Every line that includes the word "mais" is to be listed.

>> Start Task data

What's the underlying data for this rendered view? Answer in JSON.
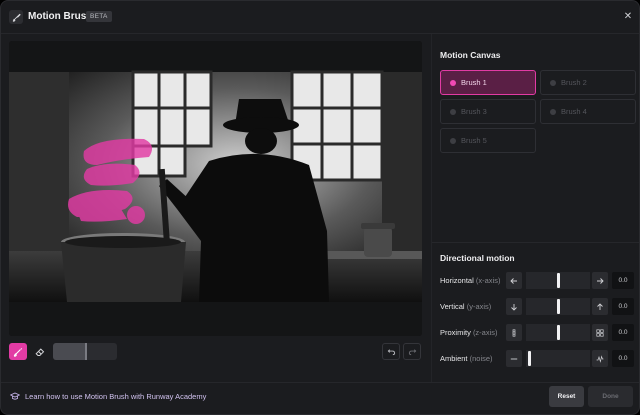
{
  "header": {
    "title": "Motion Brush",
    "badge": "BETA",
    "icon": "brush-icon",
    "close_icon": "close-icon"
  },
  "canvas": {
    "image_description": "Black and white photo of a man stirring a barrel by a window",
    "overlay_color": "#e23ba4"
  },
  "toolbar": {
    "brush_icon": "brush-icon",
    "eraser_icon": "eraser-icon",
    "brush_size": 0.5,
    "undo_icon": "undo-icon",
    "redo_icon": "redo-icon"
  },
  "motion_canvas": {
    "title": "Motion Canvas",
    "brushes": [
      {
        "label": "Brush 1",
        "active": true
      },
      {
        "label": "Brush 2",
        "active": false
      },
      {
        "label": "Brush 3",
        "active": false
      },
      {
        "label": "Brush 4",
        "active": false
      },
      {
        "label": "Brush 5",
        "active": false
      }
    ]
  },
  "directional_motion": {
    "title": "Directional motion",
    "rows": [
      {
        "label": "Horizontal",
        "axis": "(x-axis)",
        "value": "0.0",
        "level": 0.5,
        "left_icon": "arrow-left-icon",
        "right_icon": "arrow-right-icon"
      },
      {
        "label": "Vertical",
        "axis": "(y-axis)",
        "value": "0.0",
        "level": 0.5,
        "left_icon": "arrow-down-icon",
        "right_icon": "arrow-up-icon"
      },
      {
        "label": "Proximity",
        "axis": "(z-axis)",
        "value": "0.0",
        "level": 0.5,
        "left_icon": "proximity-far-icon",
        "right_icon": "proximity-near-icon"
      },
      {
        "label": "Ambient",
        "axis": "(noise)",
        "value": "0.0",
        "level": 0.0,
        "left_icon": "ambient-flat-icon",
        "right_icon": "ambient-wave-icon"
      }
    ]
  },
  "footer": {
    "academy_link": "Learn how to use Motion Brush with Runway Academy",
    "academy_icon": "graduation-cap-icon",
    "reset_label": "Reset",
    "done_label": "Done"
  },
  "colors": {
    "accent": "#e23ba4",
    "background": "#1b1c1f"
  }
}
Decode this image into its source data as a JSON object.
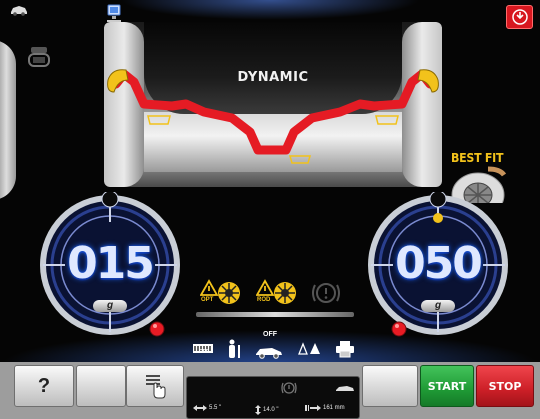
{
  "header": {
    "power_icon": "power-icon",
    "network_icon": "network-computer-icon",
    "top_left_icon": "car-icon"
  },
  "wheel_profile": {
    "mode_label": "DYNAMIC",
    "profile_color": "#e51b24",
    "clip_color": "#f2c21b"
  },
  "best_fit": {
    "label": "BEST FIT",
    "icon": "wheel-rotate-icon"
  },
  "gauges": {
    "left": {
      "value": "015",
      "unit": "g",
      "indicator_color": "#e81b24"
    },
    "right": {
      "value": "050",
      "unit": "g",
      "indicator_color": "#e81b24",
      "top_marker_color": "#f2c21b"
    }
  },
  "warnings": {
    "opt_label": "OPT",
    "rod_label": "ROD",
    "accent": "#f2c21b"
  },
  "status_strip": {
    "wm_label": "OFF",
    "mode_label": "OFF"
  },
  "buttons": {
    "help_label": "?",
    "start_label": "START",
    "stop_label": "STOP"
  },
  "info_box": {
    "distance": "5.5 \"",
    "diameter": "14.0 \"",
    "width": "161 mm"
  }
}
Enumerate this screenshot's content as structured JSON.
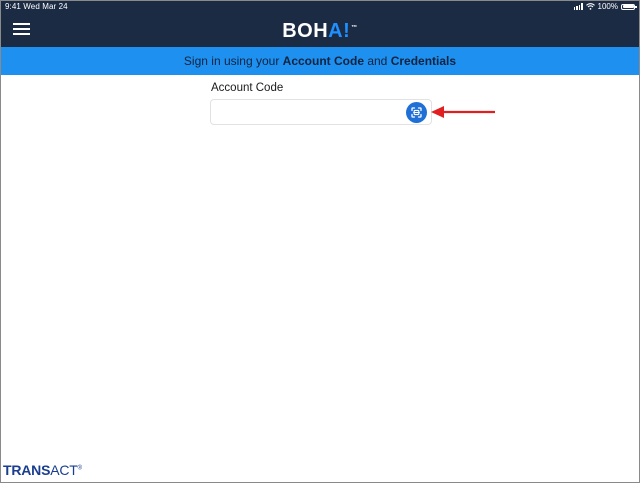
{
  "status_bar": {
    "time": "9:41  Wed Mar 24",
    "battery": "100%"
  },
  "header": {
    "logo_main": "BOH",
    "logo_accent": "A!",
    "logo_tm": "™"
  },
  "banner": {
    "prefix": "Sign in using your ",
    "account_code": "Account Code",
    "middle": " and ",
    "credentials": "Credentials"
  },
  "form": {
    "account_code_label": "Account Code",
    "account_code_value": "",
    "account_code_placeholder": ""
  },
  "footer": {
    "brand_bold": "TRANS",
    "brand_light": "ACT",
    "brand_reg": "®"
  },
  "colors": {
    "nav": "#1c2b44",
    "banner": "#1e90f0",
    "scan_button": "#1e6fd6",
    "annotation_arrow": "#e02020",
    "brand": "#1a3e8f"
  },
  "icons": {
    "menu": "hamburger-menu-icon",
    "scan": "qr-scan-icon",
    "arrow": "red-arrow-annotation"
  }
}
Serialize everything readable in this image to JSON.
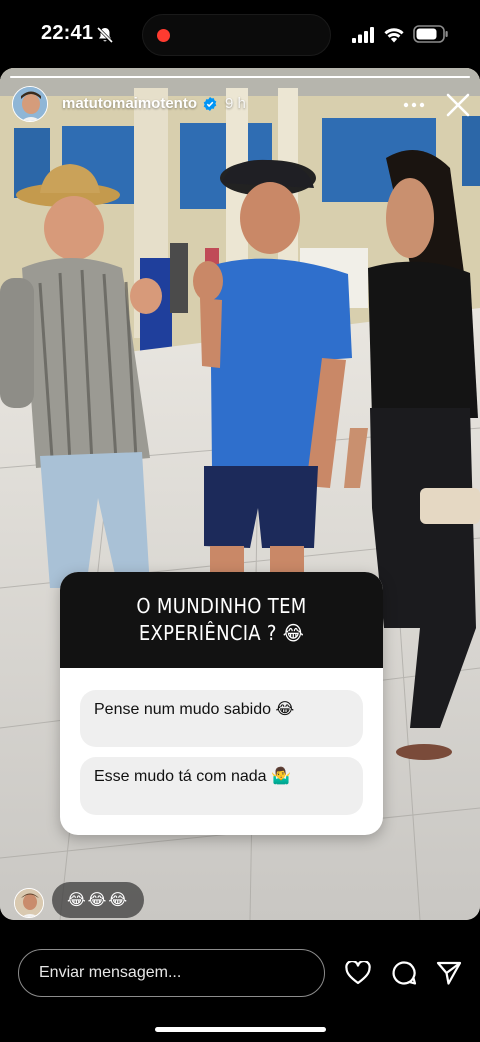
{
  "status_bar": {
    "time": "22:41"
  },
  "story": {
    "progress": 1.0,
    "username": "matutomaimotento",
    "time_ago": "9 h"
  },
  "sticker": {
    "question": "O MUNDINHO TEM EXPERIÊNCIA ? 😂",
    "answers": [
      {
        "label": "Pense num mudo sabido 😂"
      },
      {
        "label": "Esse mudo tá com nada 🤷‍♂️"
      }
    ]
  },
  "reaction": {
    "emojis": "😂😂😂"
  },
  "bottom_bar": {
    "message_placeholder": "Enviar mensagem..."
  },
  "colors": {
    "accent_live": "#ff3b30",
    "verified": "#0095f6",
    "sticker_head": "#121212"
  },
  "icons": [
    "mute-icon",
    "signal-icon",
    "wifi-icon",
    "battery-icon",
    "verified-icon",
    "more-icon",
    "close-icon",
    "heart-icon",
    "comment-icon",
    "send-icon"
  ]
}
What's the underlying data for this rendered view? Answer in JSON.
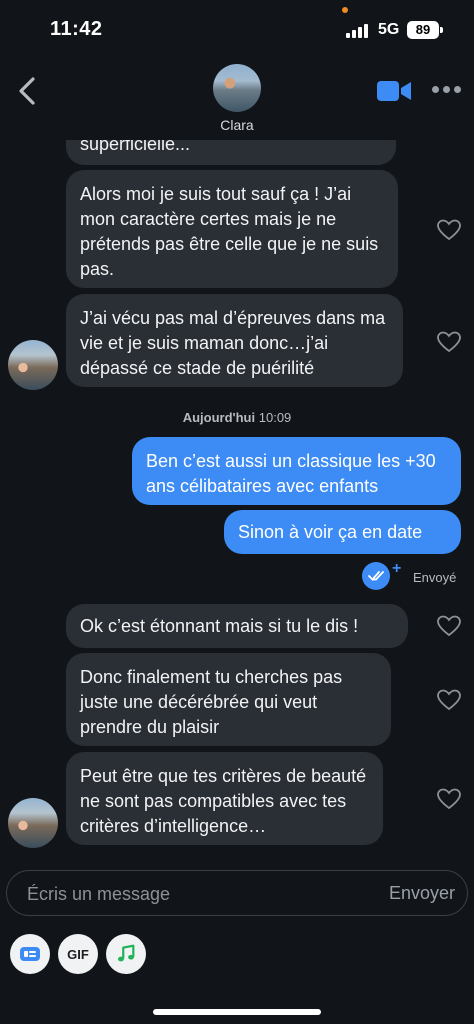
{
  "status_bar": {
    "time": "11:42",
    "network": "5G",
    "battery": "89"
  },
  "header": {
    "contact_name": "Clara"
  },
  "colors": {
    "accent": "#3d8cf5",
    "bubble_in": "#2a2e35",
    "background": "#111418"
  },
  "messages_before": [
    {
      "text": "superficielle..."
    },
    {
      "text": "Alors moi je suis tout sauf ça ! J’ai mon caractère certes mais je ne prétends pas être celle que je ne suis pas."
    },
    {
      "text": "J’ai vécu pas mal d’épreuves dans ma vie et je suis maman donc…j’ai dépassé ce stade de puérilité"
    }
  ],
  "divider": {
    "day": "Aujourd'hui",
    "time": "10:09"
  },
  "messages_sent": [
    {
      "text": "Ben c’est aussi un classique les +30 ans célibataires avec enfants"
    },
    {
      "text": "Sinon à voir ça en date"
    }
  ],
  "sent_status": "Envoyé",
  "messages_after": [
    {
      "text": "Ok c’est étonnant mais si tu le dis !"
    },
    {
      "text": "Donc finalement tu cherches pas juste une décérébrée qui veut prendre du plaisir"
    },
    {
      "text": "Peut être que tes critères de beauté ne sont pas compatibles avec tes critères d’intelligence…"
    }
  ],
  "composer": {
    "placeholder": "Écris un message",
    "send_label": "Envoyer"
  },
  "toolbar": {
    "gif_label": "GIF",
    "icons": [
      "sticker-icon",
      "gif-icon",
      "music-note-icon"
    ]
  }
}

>> End Task data

**Response:**
      "text": "Alors moi je suis tout sauf ça ! J’ai mon caractère certes mais je ne prétends pas être celle que je ne suis pas."
      "text": "Ok c’est étonnant mais si tu le dis !"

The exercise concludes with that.